### [INSTRUCTIONS TO FOLLOW]
Locate each line with the string "just" in the listing below and copy it.

### [EXTRACTED MATERIAL]
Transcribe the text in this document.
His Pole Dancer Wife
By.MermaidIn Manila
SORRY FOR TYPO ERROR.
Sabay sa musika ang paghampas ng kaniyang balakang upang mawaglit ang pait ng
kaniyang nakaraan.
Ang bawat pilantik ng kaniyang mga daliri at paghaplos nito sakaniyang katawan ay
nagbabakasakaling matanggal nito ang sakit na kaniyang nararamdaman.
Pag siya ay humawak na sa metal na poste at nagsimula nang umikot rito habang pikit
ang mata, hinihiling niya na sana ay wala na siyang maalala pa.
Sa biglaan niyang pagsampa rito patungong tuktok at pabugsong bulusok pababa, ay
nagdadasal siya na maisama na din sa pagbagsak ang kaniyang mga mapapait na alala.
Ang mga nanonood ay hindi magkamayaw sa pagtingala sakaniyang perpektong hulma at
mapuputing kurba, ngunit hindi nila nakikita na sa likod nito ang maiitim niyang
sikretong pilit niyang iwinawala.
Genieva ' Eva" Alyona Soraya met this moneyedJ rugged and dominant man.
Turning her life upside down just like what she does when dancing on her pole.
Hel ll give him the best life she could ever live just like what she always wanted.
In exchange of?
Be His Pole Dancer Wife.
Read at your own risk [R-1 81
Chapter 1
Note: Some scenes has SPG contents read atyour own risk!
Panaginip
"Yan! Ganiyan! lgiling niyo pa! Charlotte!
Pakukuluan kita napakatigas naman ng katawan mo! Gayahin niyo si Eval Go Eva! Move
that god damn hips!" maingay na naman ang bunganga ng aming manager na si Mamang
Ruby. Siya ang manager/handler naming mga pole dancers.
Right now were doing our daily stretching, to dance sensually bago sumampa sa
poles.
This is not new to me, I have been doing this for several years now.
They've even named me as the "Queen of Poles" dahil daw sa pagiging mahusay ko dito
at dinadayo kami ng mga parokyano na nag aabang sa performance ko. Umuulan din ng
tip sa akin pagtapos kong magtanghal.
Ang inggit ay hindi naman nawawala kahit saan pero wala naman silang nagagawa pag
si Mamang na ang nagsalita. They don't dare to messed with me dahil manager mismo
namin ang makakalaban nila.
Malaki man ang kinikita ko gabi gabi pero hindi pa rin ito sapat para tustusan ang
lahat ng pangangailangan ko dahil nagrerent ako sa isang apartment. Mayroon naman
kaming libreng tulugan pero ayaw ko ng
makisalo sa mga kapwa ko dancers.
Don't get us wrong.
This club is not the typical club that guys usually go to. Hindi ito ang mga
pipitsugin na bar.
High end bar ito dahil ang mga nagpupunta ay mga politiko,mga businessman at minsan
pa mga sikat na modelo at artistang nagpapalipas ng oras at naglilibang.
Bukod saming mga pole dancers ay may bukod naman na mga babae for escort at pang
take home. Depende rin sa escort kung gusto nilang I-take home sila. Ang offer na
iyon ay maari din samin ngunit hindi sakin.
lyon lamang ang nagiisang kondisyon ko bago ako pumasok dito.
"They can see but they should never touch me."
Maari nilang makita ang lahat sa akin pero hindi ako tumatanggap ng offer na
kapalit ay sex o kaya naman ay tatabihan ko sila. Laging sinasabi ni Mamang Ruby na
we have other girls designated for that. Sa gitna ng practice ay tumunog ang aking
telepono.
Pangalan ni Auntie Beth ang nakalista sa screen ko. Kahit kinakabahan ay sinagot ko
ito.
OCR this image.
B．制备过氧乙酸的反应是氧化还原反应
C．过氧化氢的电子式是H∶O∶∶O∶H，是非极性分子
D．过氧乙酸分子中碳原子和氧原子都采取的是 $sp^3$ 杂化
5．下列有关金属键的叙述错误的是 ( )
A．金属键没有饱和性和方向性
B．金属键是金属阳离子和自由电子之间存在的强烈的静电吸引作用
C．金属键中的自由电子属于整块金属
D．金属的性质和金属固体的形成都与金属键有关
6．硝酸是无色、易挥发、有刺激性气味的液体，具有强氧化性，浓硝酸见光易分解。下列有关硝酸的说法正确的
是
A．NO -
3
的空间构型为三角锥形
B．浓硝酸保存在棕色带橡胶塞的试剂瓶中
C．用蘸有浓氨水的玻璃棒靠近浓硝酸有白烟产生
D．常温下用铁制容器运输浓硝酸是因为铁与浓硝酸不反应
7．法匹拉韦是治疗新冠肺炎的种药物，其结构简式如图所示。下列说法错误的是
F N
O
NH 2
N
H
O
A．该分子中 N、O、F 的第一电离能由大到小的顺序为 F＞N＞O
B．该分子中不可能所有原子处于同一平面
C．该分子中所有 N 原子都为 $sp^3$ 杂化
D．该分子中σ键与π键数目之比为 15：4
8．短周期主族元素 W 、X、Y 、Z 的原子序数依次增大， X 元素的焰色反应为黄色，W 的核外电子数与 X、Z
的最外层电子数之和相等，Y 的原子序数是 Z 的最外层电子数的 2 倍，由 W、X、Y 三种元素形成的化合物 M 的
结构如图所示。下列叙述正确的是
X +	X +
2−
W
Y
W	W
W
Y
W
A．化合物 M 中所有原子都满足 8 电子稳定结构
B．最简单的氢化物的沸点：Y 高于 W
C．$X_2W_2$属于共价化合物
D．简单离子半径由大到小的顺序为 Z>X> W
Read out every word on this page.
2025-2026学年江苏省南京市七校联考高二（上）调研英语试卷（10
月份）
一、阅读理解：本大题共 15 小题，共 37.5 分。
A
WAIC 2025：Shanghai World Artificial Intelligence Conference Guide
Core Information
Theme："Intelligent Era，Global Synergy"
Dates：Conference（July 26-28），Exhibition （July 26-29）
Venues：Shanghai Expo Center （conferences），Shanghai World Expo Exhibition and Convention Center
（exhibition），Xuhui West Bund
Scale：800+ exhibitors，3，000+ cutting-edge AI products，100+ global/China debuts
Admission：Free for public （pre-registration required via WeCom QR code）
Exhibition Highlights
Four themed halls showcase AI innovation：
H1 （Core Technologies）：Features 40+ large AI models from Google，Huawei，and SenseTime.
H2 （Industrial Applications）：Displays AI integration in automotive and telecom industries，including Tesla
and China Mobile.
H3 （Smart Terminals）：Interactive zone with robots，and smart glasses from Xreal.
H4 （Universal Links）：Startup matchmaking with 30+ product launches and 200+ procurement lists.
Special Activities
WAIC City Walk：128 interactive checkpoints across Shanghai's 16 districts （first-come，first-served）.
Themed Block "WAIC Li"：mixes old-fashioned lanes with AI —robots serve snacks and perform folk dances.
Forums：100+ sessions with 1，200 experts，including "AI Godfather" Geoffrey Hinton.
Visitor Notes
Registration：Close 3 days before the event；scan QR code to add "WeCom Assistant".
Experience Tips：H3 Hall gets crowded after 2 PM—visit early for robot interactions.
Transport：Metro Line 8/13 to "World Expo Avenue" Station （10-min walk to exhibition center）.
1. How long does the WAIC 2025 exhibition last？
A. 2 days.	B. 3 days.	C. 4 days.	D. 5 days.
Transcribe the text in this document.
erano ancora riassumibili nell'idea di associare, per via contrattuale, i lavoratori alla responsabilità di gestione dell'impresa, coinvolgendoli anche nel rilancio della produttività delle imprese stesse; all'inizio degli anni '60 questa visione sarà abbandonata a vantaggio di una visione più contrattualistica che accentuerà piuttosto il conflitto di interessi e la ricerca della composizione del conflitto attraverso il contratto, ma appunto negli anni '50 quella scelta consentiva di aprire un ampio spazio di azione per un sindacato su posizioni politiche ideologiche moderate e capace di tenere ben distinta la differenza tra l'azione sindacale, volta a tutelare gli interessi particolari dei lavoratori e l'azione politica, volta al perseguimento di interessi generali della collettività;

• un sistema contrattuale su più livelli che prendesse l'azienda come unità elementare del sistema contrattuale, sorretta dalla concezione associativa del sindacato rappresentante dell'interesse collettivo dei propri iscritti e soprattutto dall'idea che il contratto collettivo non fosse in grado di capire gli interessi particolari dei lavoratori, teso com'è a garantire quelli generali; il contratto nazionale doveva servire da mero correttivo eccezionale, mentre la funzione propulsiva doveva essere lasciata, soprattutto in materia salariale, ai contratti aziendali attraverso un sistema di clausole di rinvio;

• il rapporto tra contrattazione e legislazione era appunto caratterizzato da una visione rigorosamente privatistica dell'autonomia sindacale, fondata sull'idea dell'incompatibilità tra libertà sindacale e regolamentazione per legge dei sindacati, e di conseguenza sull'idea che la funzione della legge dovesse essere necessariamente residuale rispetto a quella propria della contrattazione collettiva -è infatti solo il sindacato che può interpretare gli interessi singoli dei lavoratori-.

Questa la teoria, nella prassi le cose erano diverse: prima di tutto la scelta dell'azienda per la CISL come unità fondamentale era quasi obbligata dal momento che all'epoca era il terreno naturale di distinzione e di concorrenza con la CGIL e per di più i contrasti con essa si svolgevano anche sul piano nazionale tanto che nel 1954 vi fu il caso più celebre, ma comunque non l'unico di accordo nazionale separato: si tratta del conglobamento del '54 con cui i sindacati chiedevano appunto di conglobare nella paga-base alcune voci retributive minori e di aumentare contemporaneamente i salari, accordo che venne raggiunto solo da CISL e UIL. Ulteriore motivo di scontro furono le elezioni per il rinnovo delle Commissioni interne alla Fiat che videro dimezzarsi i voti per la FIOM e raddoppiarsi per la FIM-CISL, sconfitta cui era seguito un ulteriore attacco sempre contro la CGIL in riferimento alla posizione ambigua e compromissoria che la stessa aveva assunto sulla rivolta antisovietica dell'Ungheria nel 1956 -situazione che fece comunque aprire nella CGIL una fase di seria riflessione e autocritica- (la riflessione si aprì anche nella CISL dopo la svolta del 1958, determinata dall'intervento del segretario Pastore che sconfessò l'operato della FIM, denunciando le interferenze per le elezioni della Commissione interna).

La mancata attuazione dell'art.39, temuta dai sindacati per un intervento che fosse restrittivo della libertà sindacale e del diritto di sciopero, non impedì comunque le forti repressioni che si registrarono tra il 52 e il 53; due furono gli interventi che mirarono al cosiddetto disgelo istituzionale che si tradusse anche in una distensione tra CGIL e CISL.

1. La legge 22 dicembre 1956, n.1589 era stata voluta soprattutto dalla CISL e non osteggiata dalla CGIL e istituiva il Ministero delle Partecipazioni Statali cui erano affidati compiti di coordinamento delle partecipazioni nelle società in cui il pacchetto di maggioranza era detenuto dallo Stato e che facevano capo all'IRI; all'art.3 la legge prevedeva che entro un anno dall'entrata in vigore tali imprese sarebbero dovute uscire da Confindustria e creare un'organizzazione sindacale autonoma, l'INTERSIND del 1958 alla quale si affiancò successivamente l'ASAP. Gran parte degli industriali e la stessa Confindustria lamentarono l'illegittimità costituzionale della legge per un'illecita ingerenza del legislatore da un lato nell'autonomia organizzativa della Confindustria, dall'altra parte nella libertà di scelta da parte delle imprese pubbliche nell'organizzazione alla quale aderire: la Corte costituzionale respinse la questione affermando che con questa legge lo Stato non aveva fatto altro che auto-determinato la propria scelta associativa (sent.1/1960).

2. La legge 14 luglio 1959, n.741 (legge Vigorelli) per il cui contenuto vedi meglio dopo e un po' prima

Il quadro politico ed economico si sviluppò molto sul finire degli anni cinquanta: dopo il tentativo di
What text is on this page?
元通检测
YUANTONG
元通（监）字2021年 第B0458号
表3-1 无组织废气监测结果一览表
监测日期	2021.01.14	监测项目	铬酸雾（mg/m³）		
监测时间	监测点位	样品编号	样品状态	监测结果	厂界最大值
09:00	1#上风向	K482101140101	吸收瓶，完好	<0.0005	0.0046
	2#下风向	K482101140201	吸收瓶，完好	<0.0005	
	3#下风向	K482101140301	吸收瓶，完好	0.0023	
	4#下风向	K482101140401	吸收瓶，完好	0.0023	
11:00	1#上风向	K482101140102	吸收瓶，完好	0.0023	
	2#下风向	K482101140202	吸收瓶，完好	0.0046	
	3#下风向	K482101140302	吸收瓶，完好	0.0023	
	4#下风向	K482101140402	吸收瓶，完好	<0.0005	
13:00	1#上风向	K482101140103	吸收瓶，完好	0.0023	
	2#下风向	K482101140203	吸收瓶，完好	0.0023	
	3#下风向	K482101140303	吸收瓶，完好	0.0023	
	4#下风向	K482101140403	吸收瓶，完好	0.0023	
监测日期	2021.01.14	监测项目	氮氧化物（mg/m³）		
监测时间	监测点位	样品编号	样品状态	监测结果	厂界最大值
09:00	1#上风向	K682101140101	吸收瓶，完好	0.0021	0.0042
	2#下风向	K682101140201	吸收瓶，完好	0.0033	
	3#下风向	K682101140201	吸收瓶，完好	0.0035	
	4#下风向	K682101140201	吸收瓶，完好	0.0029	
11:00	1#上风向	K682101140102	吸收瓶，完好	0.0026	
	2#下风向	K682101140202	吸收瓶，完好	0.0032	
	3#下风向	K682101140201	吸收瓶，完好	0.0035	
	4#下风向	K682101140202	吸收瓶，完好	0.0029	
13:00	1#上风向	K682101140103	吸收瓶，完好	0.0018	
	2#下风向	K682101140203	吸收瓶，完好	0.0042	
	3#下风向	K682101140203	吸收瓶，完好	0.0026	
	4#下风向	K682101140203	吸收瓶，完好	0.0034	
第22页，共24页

### [FULL OUTPUT]
Turning her life upside down just like what she does when dancing on her pole.
Hel ll give him the best life she could ever live just like what she always wanted.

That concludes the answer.